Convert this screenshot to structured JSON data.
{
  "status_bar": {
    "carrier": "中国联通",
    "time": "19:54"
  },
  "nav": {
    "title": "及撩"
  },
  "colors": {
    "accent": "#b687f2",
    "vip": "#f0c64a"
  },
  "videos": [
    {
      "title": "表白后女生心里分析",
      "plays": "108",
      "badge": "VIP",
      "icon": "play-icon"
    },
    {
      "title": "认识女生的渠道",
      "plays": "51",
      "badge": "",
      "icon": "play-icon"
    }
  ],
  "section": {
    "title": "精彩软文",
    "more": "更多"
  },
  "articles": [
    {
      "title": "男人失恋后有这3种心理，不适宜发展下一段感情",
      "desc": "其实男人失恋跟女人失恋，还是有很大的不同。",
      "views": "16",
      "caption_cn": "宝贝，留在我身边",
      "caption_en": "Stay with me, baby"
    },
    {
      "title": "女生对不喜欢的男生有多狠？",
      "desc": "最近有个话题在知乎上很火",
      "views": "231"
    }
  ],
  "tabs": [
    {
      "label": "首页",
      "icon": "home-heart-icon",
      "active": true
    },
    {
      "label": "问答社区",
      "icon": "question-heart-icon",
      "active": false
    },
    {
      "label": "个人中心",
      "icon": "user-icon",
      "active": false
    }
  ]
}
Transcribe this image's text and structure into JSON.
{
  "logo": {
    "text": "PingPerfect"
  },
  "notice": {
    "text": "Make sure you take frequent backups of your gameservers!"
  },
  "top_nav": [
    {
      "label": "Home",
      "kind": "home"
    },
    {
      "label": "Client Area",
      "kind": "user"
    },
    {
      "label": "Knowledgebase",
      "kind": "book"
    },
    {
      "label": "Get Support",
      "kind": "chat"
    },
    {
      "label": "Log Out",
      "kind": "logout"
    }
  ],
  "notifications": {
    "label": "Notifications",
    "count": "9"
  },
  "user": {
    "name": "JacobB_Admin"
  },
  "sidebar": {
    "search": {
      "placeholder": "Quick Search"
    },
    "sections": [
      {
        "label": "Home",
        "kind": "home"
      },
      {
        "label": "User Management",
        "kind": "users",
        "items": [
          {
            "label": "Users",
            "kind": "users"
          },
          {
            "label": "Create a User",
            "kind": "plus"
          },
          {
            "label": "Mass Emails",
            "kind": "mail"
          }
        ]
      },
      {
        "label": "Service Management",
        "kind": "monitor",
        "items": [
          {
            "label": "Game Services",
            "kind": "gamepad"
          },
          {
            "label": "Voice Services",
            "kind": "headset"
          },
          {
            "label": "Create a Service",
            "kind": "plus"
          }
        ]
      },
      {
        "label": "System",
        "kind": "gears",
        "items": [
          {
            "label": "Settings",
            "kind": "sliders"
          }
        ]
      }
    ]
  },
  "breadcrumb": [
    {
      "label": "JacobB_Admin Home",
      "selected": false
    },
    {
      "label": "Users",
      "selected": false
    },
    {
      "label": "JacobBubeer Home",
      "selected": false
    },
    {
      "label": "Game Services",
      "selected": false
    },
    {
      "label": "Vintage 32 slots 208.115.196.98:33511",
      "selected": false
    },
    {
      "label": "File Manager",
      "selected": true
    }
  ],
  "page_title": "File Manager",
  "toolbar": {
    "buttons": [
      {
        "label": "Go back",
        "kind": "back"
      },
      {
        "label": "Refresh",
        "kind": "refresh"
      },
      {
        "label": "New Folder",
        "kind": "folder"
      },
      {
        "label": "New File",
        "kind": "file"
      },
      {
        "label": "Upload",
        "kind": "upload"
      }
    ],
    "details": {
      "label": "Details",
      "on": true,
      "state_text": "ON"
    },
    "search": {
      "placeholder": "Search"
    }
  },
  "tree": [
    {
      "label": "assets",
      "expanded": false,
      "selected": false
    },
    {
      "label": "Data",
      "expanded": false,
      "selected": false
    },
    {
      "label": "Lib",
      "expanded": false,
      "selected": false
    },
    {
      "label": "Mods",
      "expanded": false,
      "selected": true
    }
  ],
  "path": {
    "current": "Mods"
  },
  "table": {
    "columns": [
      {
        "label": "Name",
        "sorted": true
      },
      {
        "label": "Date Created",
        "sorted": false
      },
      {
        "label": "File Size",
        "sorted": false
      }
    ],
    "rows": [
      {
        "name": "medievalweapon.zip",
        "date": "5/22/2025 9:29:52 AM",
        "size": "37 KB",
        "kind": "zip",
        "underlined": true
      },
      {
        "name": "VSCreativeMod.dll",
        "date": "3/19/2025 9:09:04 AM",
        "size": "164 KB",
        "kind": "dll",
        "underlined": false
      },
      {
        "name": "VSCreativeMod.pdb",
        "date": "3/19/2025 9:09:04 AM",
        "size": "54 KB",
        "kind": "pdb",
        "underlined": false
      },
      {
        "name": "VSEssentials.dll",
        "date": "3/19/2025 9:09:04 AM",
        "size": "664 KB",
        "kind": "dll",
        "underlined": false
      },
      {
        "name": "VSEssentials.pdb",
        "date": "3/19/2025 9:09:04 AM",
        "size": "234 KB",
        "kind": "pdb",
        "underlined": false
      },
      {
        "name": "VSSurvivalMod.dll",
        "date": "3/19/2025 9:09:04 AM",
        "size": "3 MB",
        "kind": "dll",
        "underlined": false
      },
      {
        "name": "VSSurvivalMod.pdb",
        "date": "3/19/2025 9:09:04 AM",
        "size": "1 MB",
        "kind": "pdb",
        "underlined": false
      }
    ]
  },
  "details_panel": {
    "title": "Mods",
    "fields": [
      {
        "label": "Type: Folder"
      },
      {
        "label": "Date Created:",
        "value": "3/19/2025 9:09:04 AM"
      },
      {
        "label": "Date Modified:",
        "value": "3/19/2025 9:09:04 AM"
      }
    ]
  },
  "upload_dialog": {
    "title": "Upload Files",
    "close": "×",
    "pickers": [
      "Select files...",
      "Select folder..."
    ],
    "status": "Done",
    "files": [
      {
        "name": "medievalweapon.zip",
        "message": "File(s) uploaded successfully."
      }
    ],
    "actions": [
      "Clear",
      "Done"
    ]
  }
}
——
### THE REQUEST
Give only the number of lines above that hold the string "this".

### ANSWER TO THE EXERCISE
2